Objective → Write out each record again exactly as it stands.

Data for this task →
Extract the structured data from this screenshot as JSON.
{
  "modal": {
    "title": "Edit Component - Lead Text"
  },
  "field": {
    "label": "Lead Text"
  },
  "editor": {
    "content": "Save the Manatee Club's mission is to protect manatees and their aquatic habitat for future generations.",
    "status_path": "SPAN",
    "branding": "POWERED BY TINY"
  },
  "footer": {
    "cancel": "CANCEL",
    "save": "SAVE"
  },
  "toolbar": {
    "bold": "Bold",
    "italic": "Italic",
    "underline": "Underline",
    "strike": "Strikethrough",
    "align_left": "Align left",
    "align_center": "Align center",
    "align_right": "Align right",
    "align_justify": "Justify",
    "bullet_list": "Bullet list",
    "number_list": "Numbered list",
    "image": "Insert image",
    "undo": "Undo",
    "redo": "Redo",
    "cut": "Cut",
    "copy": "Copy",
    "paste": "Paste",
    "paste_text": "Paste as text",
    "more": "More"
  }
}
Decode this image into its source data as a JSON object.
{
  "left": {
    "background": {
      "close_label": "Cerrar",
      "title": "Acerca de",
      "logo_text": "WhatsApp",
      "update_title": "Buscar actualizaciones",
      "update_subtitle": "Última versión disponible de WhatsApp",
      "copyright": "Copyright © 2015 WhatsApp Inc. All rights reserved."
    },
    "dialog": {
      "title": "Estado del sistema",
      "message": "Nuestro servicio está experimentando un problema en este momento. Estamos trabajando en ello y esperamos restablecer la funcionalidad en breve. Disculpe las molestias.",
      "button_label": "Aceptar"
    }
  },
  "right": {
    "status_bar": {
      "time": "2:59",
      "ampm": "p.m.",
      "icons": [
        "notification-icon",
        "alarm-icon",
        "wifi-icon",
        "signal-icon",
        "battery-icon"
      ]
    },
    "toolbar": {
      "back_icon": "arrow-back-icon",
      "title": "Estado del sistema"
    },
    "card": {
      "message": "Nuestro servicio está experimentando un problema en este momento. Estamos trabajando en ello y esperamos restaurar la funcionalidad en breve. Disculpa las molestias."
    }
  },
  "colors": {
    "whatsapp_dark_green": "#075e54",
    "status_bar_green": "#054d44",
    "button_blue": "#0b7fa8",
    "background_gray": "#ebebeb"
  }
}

Answer for the task →
Extract the structured data from this screenshot as JSON.
{
  "modal": {
    "title": "Edit Component - Lead Text"
  },
  "field": {
    "label": "Lead Text"
  },
  "editor": {
    "content": "Save the Manatee Club's mission is to protect manatees and their aquatic habitat for future generations.",
    "status_path": "SPAN",
    "branding": "POWERED BY TINY"
  },
  "footer": {
    "cancel": "CANCEL",
    "save": "SAVE"
  },
  "toolbar": {
    "bold": "Bold",
    "italic": "Italic",
    "underline": "Underline",
    "strike": "Strikethrough",
    "align_left": "Align left",
    "align_center": "Align center",
    "align_right": "Align right",
    "align_justify": "Justify",
    "bullet_list": "Bullet list",
    "number_list": "Numbered list",
    "image": "Insert image",
    "undo": "Undo",
    "redo": "Redo",
    "cut": "Cut",
    "copy": "Copy",
    "paste": "Paste",
    "paste_text": "Paste as text",
    "more": "More"
  }
}
Decode this image into its source data as a JSON object.
{
  "left": {
    "background": {
      "close_label": "Cerrar",
      "title": "Acerca de",
      "logo_text": "WhatsApp",
      "update_title": "Buscar actualizaciones",
      "update_subtitle": "Última versión disponible de WhatsApp",
      "copyright": "Copyright © 2015 WhatsApp Inc. All rights reserved."
    },
    "dialog": {
      "title": "Estado del sistema",
      "message": "Nuestro servicio está experimentando un problema en este momento. Estamos trabajando en ello y esperamos restablecer la funcionalidad en breve. Disculpe las molestias.",
      "button_label": "Aceptar"
    }
  },
  "right": {
    "status_bar": {
      "time": "2:59",
      "ampm": "p.m.",
      "icons": [
        "notification-icon",
        "alarm-icon",
        "wifi-icon",
        "signal-icon",
        "battery-icon"
      ]
    },
    "toolbar": {
      "back_icon": "arrow-back-icon",
      "title": "Estado del sistema"
    },
    "card": {
      "message": "Nuestro servicio está experimentando un problema en este momento. Estamos trabajando en ello y esperamos restaurar la funcionalidad en breve. Disculpa las molestias."
    }
  },
  "colors": {
    "whatsapp_dark_green": "#075e54",
    "status_bar_green": "#054d44",
    "button_blue": "#0b7fa8",
    "background_gray": "#ebebeb"
  }
}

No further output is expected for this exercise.